**DATA TO USE:**
= = = = = = =

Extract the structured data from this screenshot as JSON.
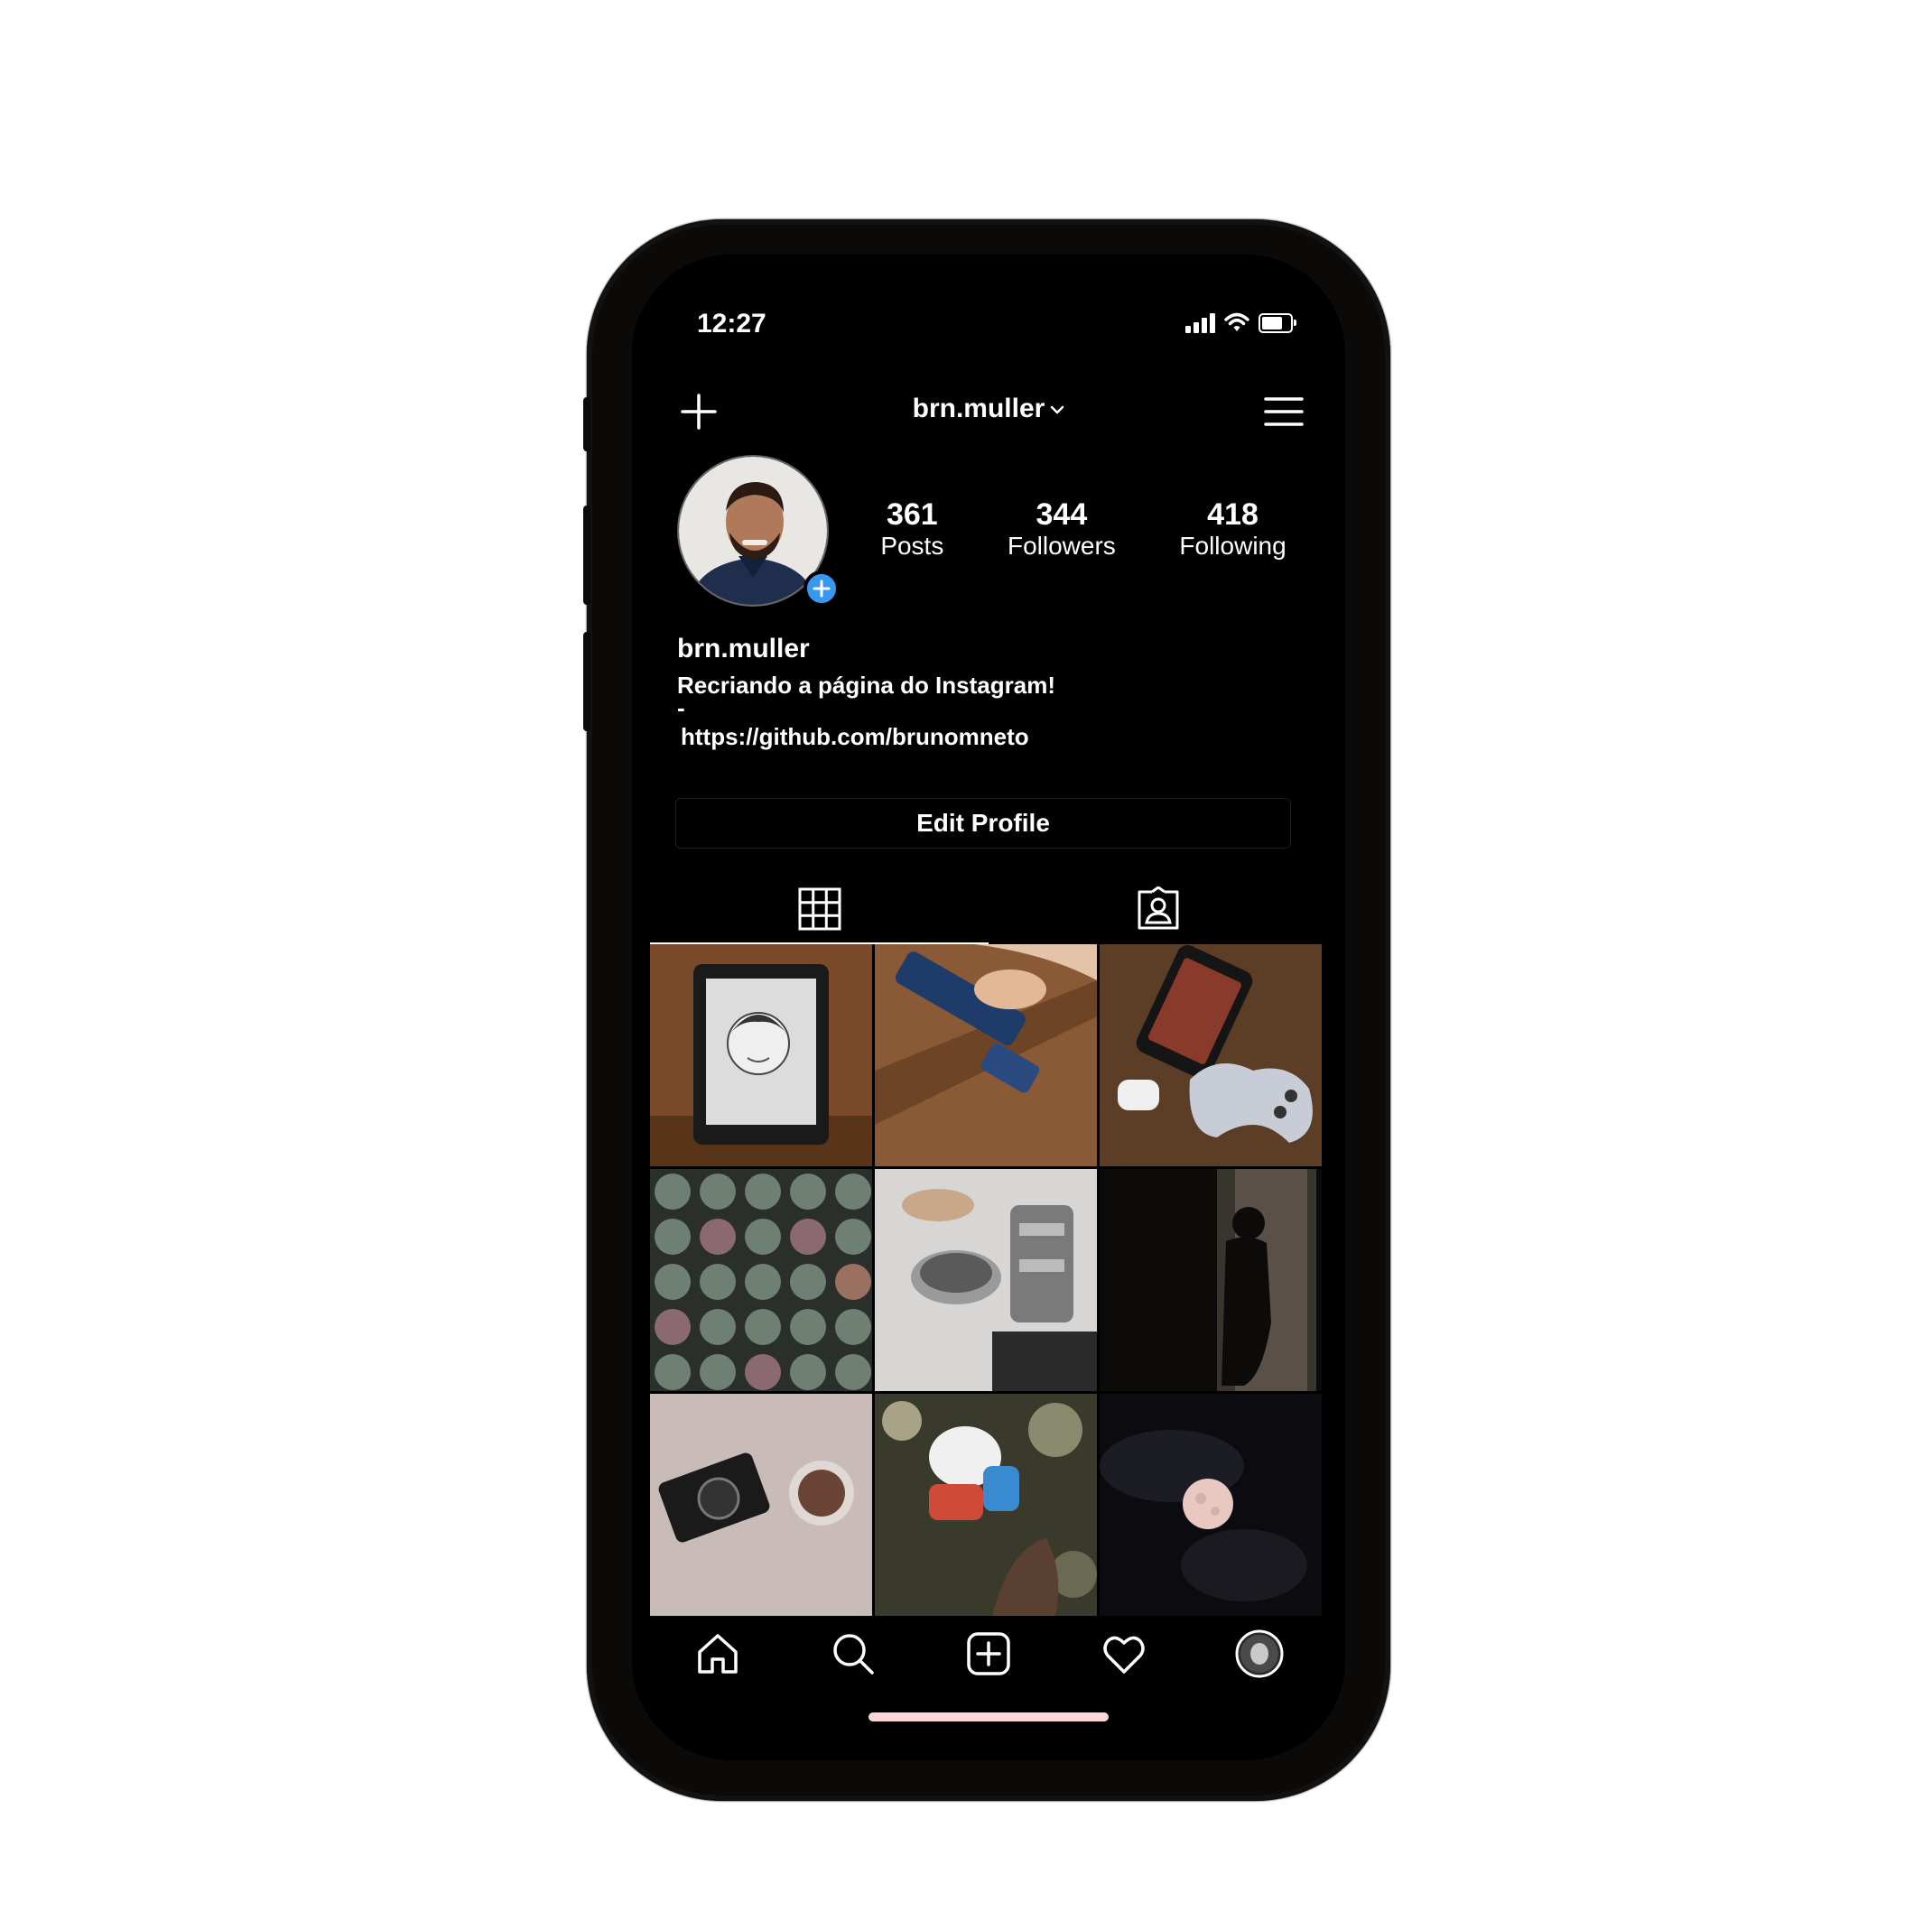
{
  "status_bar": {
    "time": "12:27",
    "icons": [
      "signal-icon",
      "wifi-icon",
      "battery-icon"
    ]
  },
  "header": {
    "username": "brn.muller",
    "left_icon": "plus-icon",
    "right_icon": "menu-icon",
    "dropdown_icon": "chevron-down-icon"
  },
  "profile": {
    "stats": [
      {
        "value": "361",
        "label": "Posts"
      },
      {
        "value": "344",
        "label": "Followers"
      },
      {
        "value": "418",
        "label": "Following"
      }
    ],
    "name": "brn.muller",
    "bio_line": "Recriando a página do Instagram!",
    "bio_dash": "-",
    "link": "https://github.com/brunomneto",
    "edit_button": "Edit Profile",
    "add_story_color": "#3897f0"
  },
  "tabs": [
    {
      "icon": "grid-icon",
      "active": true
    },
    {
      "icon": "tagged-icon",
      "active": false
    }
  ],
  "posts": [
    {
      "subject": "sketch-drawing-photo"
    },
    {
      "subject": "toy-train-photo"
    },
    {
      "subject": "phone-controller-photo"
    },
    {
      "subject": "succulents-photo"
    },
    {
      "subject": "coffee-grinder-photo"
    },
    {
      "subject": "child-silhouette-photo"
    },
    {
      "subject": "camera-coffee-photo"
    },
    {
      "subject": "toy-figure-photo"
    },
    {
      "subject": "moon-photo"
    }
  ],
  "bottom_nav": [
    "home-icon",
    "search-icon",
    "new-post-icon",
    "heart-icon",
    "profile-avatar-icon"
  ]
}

= = = = = = =

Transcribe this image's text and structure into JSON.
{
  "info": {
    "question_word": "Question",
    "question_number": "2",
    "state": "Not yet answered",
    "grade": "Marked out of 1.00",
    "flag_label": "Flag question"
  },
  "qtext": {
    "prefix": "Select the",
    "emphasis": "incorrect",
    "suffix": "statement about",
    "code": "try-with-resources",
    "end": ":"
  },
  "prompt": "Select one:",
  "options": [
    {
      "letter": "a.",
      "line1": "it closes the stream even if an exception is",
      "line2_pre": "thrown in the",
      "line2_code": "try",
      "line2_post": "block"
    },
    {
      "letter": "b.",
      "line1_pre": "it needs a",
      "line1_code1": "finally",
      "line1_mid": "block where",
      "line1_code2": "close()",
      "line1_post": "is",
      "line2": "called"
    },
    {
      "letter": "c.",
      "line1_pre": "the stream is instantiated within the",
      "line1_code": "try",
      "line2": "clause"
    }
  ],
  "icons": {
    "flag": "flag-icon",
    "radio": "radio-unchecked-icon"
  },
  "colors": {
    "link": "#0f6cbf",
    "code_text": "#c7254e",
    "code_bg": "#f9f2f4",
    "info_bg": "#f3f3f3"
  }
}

= = = = = = =

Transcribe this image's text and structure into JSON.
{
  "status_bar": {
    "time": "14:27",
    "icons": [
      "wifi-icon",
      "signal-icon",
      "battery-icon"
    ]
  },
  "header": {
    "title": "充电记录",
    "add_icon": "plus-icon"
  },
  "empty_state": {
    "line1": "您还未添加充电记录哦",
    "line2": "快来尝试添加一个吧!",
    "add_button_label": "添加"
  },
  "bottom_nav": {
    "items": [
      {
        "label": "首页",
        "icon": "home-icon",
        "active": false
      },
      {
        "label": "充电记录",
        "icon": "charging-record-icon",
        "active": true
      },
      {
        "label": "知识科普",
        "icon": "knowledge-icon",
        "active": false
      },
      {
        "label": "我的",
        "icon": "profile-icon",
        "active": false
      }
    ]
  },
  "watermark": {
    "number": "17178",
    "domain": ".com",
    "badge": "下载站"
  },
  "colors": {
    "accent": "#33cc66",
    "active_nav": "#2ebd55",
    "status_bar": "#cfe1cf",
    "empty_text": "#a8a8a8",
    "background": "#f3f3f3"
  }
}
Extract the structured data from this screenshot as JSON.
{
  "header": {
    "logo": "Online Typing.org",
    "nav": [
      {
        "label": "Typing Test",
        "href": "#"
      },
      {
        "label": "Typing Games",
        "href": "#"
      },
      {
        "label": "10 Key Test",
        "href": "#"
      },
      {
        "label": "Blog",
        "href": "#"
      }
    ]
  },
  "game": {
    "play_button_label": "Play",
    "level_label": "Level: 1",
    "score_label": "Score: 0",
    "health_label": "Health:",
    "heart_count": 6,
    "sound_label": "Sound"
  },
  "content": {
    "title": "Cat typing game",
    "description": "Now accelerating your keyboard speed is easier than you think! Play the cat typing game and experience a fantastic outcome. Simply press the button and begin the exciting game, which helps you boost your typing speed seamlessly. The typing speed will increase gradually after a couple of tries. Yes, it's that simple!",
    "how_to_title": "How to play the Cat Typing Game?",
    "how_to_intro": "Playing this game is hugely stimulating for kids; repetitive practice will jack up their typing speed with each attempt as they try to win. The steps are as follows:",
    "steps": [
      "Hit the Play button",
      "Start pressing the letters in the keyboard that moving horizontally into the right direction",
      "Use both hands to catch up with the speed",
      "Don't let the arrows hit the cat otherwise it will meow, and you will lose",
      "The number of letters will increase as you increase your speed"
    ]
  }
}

= = = = = = =

**INSTRUCTIONS TO FOLLOW:**
Find the lines above that include the string "stream" and copy them.

**RESULT OF THIS EXERCISE:**
      "line1": "it closes the stream even if an exception is",
      "line1_pre": "the stream is instantiated within the",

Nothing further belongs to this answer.